#### [What is asked]
Return every line of the items below that contains the word "elements". Case counts.

────────────────────

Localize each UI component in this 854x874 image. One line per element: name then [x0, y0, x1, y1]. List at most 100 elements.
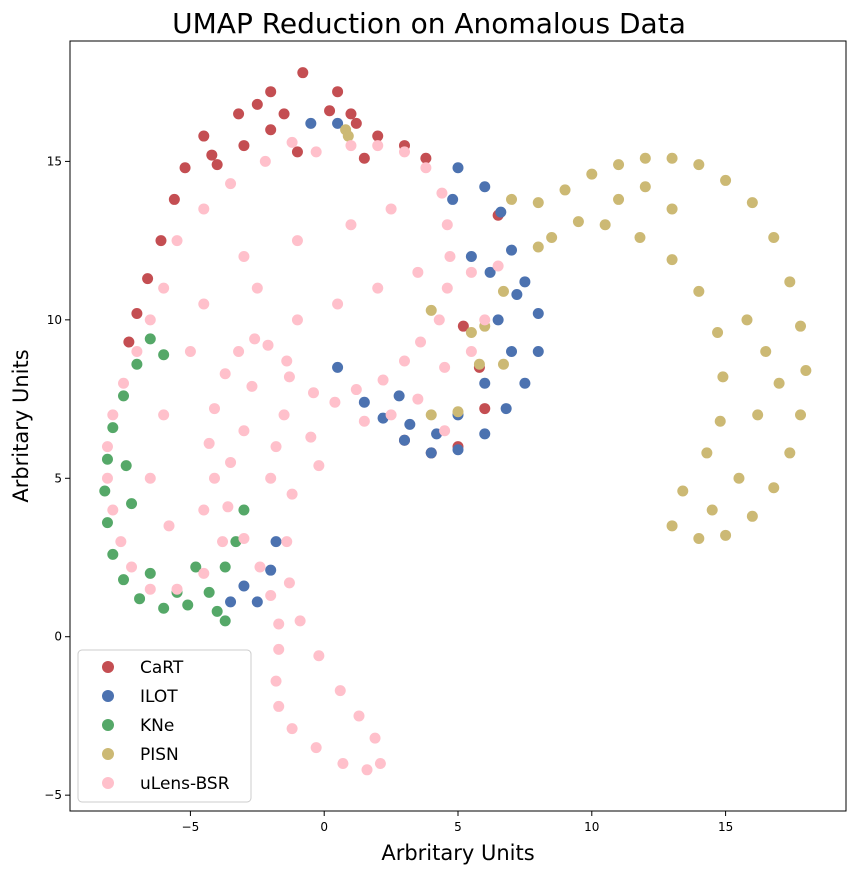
data-point	[219, 368, 231, 380]
data-point	[666, 152, 678, 164]
data-point	[270, 675, 282, 687]
data-point	[238, 140, 250, 152]
points-layer	[99, 67, 812, 776]
data-point	[506, 193, 518, 205]
data-point	[118, 574, 130, 586]
data-point	[123, 336, 135, 348]
data-point	[393, 390, 405, 402]
data-point	[439, 425, 451, 437]
data-point	[278, 409, 290, 421]
data-point	[324, 105, 336, 117]
data-point	[768, 482, 780, 494]
data-point	[308, 387, 320, 399]
data-point	[337, 757, 349, 769]
data-point	[291, 146, 303, 158]
data-point	[179, 162, 191, 174]
data-point	[532, 308, 544, 320]
data-point	[345, 140, 357, 152]
data-point	[398, 355, 410, 367]
data-point	[310, 146, 322, 158]
data-point	[286, 136, 298, 148]
data-point	[158, 349, 170, 361]
data-point	[425, 304, 437, 316]
data-point	[519, 377, 531, 389]
data-point	[465, 346, 477, 358]
data-point	[305, 431, 317, 443]
data-point	[613, 193, 625, 205]
data-point	[158, 602, 170, 614]
data-point	[452, 444, 464, 456]
x-tick-label: 15	[718, 820, 733, 834]
data-point	[203, 586, 215, 598]
data-point	[717, 371, 729, 383]
data-point	[310, 742, 322, 754]
data-point	[746, 510, 758, 522]
data-point	[465, 250, 477, 262]
data-point	[198, 567, 210, 579]
data-point	[211, 159, 223, 171]
data-point	[219, 615, 231, 627]
data-point	[506, 346, 518, 358]
data-point	[374, 757, 386, 769]
data-point	[439, 361, 451, 373]
data-point	[158, 409, 170, 421]
data-point	[144, 314, 156, 326]
data-point	[795, 320, 807, 332]
data-point	[720, 174, 732, 186]
data-point	[532, 346, 544, 358]
data-point	[265, 590, 277, 602]
data-point	[155, 235, 167, 247]
legend: CaRT ILOT KNe PISN uLens-BSR	[77, 649, 252, 803]
data-point	[693, 285, 705, 297]
data-point	[206, 149, 218, 161]
data-point	[784, 276, 796, 288]
data-point	[677, 485, 689, 497]
data-point	[532, 241, 544, 253]
data-point	[294, 615, 306, 627]
data-point	[784, 447, 796, 459]
data-point	[511, 288, 523, 300]
data-point	[342, 130, 354, 142]
data-point	[171, 235, 183, 247]
data-point	[441, 219, 453, 231]
data-point	[225, 596, 237, 608]
data-point	[190, 561, 202, 573]
data-point	[572, 216, 584, 228]
data-point	[506, 244, 518, 256]
data-point	[332, 117, 344, 129]
data-point	[131, 358, 143, 370]
data-point	[500, 403, 512, 415]
data-point	[281, 536, 293, 548]
data-point	[163, 520, 175, 532]
data-point	[361, 764, 373, 776]
data-point	[238, 580, 250, 592]
legend-label: CaRT	[140, 658, 184, 678]
data-point	[586, 168, 598, 180]
data-point	[332, 361, 344, 373]
data-point	[701, 447, 713, 459]
data-point	[225, 178, 237, 190]
data-point	[259, 155, 271, 167]
data-point	[265, 86, 277, 98]
data-point	[184, 346, 196, 358]
data-point	[484, 266, 496, 278]
data-point	[270, 536, 282, 548]
data-point	[497, 358, 509, 370]
series-ilot	[225, 117, 544, 608]
data-point	[329, 396, 341, 408]
data-point	[768, 231, 780, 243]
data-point	[297, 67, 309, 79]
legend-frame	[77, 649, 252, 803]
x-axis-label: Arbritary Units	[381, 841, 534, 865]
data-point	[369, 732, 381, 744]
x-axis-ticks: −5 0 5 10 15	[182, 811, 733, 834]
data-point	[286, 723, 298, 735]
data-point	[385, 203, 397, 215]
data-point	[254, 561, 266, 573]
data-point	[345, 219, 357, 231]
data-point	[385, 409, 397, 421]
y-tick-label: 10	[47, 313, 62, 327]
data-point	[436, 187, 448, 199]
data-point	[233, 108, 245, 120]
data-point	[634, 231, 646, 243]
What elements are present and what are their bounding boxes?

────────────────────

#### [Result]
Localize each UI component in this 854x874 image. One line per element: name then [x0, y0, x1, y1]. List at most 100 elements.
What elements are present and what are their bounding boxes?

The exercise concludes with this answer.